▶ _WHAT IS EXPECTED_: Every line of the records must be repeated exactly; pictures stay out.
* * *
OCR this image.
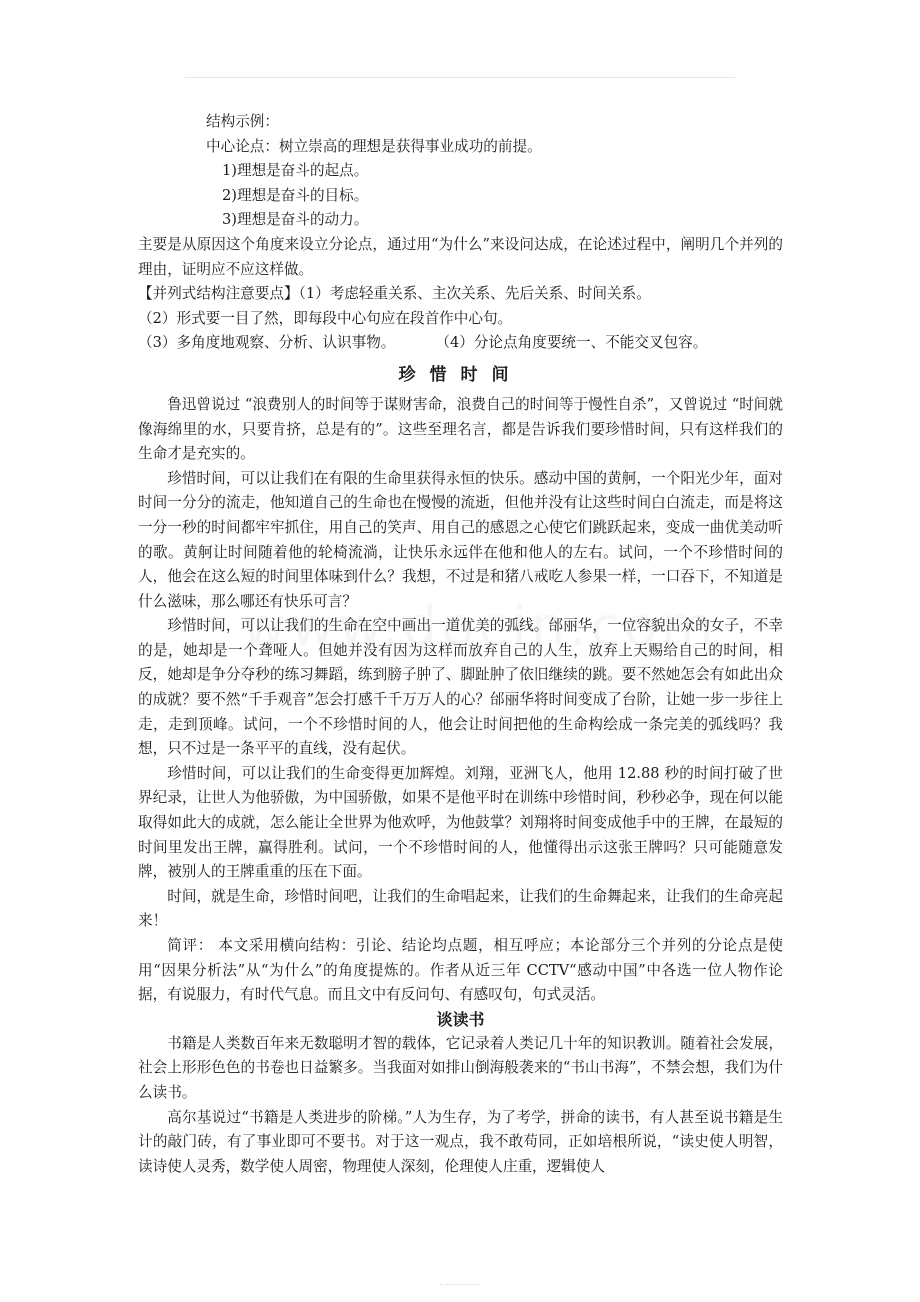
结构示例：

中心论点：树立崇高的理想是获得事业成功的前提。

1)理想是奋斗的起点。

2)理想是奋斗的目标。

3)理想是奋斗的动力。

主要是从原因这个角度来设立分论点，通过用“为什么”来设问达成，在论述过程中，阐明几个并列的理由，证明应不应这样做。

【并列式结构注意要点】（1）考虑轻重关系、主次关系、先后关系、时间关系。

（2）形式要一目了然，即每段中心句应在段首作中心句。

（3）多角度地观察、分析、认识事物。	（4）分论点角度要统一、不能交叉包容。

珍惜时间

鲁迅曾说过 “浪费别人的时间等于谋财害命，浪费自己的时间等于慢性自杀”，又曾说过 “时间就像海绵里的水，只要肯挤，总是有的”。这些至理名言，都是告诉我们要珍惜时间，只有这样我们的生命才是充实的。

珍惜时间，可以让我们在有限的生命里获得永恒的快乐。感动中国的黄舸，一个阳光少年，面对时间一分分的流走，他知道自己的生命也在慢慢的流逝，但他并没有让这些时间白白流走，而是将这一分一秒的时间都牢牢抓住，用自己的笑声、用自己的感恩之心使它们跳跃起来，变成一曲优美动听的歌。黄舸让时间随着他的轮椅流淌，让快乐永远伴在他和他人的左右。试问，一个不珍惜时间的人，他会在这么短的时间里体味到什么？我想，不过是和猪八戒吃人参果一样，一口吞下，不知道是什么滋味，那么哪还有快乐可言？

珍惜时间，可以让我们的生命在空中画出一道优美的弧线。邰丽华，一位容貌出众的女子，不幸的是，她却是一个聋哑人。但她并没有因为这样而放弃自己的人生，放弃上天赐给自己的时间，相反，她却是争分夺秒的练习舞蹈，练到膀子肿了、脚趾肿了依旧继续的跳。要不然她怎会有如此出众的成就？要不然“千手观音”怎会打感千千万万人的心？邰丽华将时间变成了台阶，让她一步一步往上走，走到顶峰。试问，一个不珍惜时间的人，他会让时间把他的生命构绘成一条完美的弧线吗？我想，只不过是一条平平的直线，没有起伏。

珍惜时间，可以让我们的生命变得更加辉煌。刘翔，亚洲飞人，他用 12.88 秒的时间打破了世界纪录，让世人为他骄傲，为中国骄傲，如果不是他平时在训练中珍惜时间，秒秒必争，现在何以能取得如此大的成就，怎么能让全世界为他欢呼，为他鼓掌？刘翔将时间变成他手中的王牌，在最短的时间里发出王牌，赢得胜利。试问，一个不珍惜时间的人，他懂得出示这张王牌吗？只可能随意发牌，被别人的王牌重重的压在下面。

时间，就是生命，珍惜时间吧，让我们的生命唱起来，让我们的生命舞起来，让我们的生命亮起来！

简评： 本文采用横向结构：引论、结论均点题，相互呼应；本论部分三个并列的分论点是使用“因果分析法”从“为什么”的角度提炼的。作者从近三年 CCTV“感动中国”中各选一位人物作论据，有说服力，有时代气息。而且文中有反问句、有感叹句，句式灵活。

谈读书

书籍是人类数百年来无数聪明才智的载体，它记录着人类记几十年的知识教训。随着社会发展，社会上形形色色的书卷也日益繁多。当我面对如排山倒海般袭来的“书山书海”，不禁会想，我们为什么读书。

高尔基说过“书籍是人类进步的阶梯。”人为生存，为了考学，拼命的读书，有人甚至说书籍是生计的敲门砖，有了事业即可不要书。对于这一观点，我不敢苟同，正如培根所说，“读史使人明智，读诗使人灵秀，数学使人周密，物理使人深刻，伦理使人庄重，逻辑使人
* * *
▶ _FINAL RESULT_:
OCR this image.
结构示例：

中心论点：树立崇高的理想是获得事业成功的前提。

1)理想是奋斗的起点。

2)理想是奋斗的目标。

3)理想是奋斗的动力。

主要是从原因这个角度来设立分论点，通过用“为什么”来设问达成，在论述过程中，阐明几个并列的理由，证明应不应这样做。

【并列式结构注意要点】（1）考虑轻重关系、主次关系、先后关系、时间关系。

（2）形式要一目了然，即每段中心句应在段首作中心句。

（3）多角度地观察、分析、认识事物。	（4）分论点角度要统一、不能交叉包容。

珍惜时间

鲁迅曾说过 “浪费别人的时间等于谋财害命，浪费自己的时间等于慢性自杀”，又曾说过 “时间就像海绵里的水，只要肯挤，总是有的”。这些至理名言，都是告诉我们要珍惜时间，只有这样我们的生命才是充实的。

珍惜时间，可以让我们在有限的生命里获得永恒的快乐。感动中国的黄舸，一个阳光少年，面对时间一分分的流走，他知道自己的生命也在慢慢的流逝，但他并没有让这些时间白白流走，而是将这一分一秒的时间都牢牢抓住，用自己的笑声、用自己的感恩之心使它们跳跃起来，变成一曲优美动听的歌。黄舸让时间随着他的轮椅流淌，让快乐永远伴在他和他人的左右。试问，一个不珍惜时间的人，他会在这么短的时间里体味到什么？我想，不过是和猪八戒吃人参果一样，一口吞下，不知道是什么滋味，那么哪还有快乐可言？

珍惜时间，可以让我们的生命在空中画出一道优美的弧线。邰丽华，一位容貌出众的女子，不幸的是，她却是一个聋哑人。但她并没有因为这样而放弃自己的人生，放弃上天赐给自己的时间，相反，她却是争分夺秒的练习舞蹈，练到膀子肿了、脚趾肿了依旧继续的跳。要不然她怎会有如此出众的成就？要不然“千手观音”怎会打感千千万万人的心？邰丽华将时间变成了台阶，让她一步一步往上走，走到顶峰。试问，一个不珍惜时间的人，他会让时间把他的生命构绘成一条完美的弧线吗？我想，只不过是一条平平的直线，没有起伏。

珍惜时间，可以让我们的生命变得更加辉煌。刘翔，亚洲飞人，他用 12.88 秒的时间打破了世界纪录，让世人为他骄傲，为中国骄傲，如果不是他平时在训练中珍惜时间，秒秒必争，现在何以能取得如此大的成就，怎么能让全世界为他欢呼，为他鼓掌？刘翔将时间变成他手中的王牌，在最短的时间里发出王牌，赢得胜利。试问，一个不珍惜时间的人，他懂得出示这张王牌吗？只可能随意发牌，被别人的王牌重重的压在下面。

时间，就是生命，珍惜时间吧，让我们的生命唱起来，让我们的生命舞起来，让我们的生命亮起来！

简评： 本文采用横向结构：引论、结论均点题，相互呼应；本论部分三个并列的分论点是使用“因果分析法”从“为什么”的角度提炼的。作者从近三年 CCTV“感动中国”中各选一位人物作论据，有说服力，有时代气息。而且文中有反问句、有感叹句，句式灵活。

谈读书

书籍是人类数百年来无数聪明才智的载体，它记录着人类记几十年的知识教训。随着社会发展，社会上形形色色的书卷也日益繁多。当我面对如排山倒海般袭来的“书山书海”，不禁会想，我们为什么读书。

高尔基说过“书籍是人类进步的阶梯。”人为生存，为了考学，拼命的读书，有人甚至说书籍是生计的敲门砖，有了事业即可不要书。对于这一观点，我不敢苟同，正如培根所说，“读史使人明智，读诗使人灵秀，数学使人周密，物理使人深刻，伦理使人庄重，逻辑使人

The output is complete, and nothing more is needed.